TASK DIRECTIONS — Output the data below in full, byte for byte. Nothing may differ.

# start of SUPPLIED MATERIAL

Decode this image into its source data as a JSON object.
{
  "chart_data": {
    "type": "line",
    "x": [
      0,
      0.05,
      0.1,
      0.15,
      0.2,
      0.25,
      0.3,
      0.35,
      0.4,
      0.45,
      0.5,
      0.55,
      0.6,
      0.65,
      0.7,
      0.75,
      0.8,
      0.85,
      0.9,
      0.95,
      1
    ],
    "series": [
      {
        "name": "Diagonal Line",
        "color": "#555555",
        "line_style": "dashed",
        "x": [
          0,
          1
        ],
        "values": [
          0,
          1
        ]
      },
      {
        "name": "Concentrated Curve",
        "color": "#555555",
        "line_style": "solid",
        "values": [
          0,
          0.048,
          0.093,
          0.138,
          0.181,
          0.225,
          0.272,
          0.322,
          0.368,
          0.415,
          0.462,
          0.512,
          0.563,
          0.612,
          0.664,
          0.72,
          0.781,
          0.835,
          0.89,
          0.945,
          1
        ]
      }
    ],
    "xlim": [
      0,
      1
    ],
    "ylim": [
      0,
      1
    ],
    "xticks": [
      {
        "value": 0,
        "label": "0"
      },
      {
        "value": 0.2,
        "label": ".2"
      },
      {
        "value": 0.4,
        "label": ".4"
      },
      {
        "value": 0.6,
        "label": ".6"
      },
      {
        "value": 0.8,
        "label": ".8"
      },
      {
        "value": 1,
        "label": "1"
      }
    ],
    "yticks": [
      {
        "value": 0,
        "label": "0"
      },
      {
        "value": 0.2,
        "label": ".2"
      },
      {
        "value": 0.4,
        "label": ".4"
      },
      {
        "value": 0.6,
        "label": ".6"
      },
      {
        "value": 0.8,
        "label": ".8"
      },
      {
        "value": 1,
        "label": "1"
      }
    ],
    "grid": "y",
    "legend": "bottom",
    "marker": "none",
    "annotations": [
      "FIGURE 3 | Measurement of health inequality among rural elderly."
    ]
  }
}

# end of SUPPLIED MATERIAL

PROBLEM SOLUTION —
Decode this image into its source data as a JSON object.
{
  "chart_data": {
    "type": "line",
    "x": [
      0,
      0.05,
      0.1,
      0.15,
      0.2,
      0.25,
      0.3,
      0.35,
      0.4,
      0.45,
      0.5,
      0.55,
      0.6,
      0.65,
      0.7,
      0.75,
      0.8,
      0.85,
      0.9,
      0.95,
      1
    ],
    "series": [
      {
        "name": "Diagonal Line",
        "color": "#555555",
        "line_style": "dashed",
        "x": [
          0,
          1
        ],
        "values": [
          0,
          1
        ]
      },
      {
        "name": "Concentrated Curve",
        "color": "#555555",
        "line_style": "solid",
        "values": [
          0,
          0.048,
          0.093,
          0.138,
          0.181,
          0.225,
          0.272,
          0.322,
          0.368,
          0.415,
          0.462,
          0.512,
          0.563,
          0.612,
          0.664,
          0.72,
          0.781,
          0.835,
          0.89,
          0.945,
          1
        ]
      }
    ],
    "xlim": [
      0,
      1
    ],
    "ylim": [
      0,
      1
    ],
    "xticks": [
      {
        "value": 0,
        "label": "0"
      },
      {
        "value": 0.2,
        "label": ".2"
      },
      {
        "value": 0.4,
        "label": ".4"
      },
      {
        "value": 0.6,
        "label": ".6"
      },
      {
        "value": 0.8,
        "label": ".8"
      },
      {
        "value": 1,
        "label": "1"
      }
    ],
    "yticks": [
      {
        "value": 0,
        "label": "0"
      },
      {
        "value": 0.2,
        "label": ".2"
      },
      {
        "value": 0.4,
        "label": ".4"
      },
      {
        "value": 0.6,
        "label": ".6"
      },
      {
        "value": 0.8,
        "label": ".8"
      },
      {
        "value": 1,
        "label": "1"
      }
    ],
    "grid": "y",
    "legend": "bottom",
    "marker": "none",
    "annotations": [
      "FIGURE 3 | Measurement of health inequality among rural elderly."
    ]
  }
}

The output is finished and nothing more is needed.